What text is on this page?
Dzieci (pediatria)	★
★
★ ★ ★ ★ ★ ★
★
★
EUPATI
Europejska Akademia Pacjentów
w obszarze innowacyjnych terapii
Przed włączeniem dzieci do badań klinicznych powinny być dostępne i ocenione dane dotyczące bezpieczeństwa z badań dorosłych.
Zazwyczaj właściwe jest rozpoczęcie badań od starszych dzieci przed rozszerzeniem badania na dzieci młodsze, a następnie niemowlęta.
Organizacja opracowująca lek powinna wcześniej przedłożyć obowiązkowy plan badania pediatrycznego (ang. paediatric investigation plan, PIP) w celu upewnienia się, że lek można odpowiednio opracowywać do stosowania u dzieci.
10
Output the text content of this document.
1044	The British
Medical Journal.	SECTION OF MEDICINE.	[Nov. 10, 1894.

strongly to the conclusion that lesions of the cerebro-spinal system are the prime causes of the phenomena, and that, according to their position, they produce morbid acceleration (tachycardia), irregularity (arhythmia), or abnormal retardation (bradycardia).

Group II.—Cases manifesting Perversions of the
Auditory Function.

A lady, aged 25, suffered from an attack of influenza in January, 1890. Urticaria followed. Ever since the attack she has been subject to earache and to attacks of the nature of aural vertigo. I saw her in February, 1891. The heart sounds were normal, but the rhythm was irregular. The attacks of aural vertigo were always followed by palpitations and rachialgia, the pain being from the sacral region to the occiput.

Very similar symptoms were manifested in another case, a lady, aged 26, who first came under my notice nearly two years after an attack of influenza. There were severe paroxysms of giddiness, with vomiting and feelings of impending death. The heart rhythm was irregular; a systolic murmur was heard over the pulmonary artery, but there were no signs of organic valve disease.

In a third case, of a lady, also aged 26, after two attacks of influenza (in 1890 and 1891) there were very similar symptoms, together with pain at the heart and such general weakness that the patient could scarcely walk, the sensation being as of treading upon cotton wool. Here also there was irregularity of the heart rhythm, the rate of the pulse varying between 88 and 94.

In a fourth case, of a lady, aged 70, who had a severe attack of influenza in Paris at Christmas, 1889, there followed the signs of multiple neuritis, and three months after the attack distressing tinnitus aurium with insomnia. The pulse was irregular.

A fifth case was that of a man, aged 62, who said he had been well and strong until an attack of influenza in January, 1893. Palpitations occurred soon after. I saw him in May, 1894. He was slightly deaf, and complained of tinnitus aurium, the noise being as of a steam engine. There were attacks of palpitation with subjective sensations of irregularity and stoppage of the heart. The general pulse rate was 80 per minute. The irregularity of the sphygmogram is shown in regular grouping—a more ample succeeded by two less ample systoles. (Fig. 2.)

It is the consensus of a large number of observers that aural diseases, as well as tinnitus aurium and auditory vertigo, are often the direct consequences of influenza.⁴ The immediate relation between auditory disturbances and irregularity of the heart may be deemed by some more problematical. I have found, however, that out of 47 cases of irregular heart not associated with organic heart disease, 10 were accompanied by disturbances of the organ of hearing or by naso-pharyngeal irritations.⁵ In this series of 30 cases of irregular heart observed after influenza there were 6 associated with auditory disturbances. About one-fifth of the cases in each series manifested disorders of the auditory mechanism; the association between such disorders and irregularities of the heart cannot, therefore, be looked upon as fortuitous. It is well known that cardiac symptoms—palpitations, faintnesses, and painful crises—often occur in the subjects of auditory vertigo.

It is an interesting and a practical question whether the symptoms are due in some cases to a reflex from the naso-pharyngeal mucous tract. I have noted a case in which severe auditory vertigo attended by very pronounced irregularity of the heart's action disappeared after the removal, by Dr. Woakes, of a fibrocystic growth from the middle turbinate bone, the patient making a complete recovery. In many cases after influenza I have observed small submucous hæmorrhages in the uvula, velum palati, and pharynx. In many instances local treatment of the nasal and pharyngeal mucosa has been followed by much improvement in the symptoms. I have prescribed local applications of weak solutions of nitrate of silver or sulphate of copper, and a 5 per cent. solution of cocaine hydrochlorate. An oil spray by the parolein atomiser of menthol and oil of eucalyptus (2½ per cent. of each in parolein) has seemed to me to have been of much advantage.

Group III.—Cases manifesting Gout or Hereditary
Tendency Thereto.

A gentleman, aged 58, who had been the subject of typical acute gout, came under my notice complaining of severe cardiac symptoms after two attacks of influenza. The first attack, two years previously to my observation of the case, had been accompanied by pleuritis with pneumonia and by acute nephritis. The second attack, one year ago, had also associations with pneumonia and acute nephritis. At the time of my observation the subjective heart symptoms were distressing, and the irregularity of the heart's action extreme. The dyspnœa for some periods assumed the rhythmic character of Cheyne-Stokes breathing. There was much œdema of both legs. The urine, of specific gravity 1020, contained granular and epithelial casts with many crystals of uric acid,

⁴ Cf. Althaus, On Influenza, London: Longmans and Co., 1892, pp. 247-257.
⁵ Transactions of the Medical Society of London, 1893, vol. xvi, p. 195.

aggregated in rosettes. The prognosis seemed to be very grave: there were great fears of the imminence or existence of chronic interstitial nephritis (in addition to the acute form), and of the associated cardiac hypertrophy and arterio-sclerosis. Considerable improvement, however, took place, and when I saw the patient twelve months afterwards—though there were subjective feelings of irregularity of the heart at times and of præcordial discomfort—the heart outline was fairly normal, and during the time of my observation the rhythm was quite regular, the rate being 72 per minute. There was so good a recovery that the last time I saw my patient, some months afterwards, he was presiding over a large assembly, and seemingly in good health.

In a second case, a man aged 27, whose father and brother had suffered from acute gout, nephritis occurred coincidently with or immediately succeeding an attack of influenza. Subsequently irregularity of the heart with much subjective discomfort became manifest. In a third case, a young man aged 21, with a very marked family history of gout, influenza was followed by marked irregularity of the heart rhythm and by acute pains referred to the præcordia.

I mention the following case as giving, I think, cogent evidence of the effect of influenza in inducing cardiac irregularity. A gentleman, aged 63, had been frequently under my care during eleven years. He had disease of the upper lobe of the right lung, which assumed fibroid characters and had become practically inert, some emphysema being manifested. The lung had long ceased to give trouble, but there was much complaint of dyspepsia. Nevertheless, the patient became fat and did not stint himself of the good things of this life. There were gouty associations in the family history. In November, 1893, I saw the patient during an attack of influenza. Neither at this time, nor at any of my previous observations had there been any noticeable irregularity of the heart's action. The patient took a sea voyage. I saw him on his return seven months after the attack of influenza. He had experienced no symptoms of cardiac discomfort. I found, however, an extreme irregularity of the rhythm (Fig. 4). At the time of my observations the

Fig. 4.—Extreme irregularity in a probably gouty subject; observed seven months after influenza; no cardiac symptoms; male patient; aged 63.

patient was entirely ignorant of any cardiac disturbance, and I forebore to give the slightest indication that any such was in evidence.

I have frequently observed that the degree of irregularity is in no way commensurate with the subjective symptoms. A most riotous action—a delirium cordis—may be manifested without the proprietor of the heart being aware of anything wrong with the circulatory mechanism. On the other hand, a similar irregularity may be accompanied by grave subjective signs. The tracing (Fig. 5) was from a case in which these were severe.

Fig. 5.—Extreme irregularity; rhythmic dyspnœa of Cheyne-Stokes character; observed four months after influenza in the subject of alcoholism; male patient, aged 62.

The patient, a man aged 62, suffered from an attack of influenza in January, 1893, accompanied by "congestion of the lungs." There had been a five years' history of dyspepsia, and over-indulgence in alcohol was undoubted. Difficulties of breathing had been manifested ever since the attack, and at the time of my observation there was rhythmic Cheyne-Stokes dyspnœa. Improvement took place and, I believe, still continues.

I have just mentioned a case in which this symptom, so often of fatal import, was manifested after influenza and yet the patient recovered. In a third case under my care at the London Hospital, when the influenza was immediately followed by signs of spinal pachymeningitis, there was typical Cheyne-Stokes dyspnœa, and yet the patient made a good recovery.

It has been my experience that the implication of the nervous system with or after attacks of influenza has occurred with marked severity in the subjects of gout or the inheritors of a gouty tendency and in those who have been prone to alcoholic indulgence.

■ **Problem description**
Looking at the listing above, how many of its lines contain the string "text"? Give the number alone.

■ **Exercise result**
2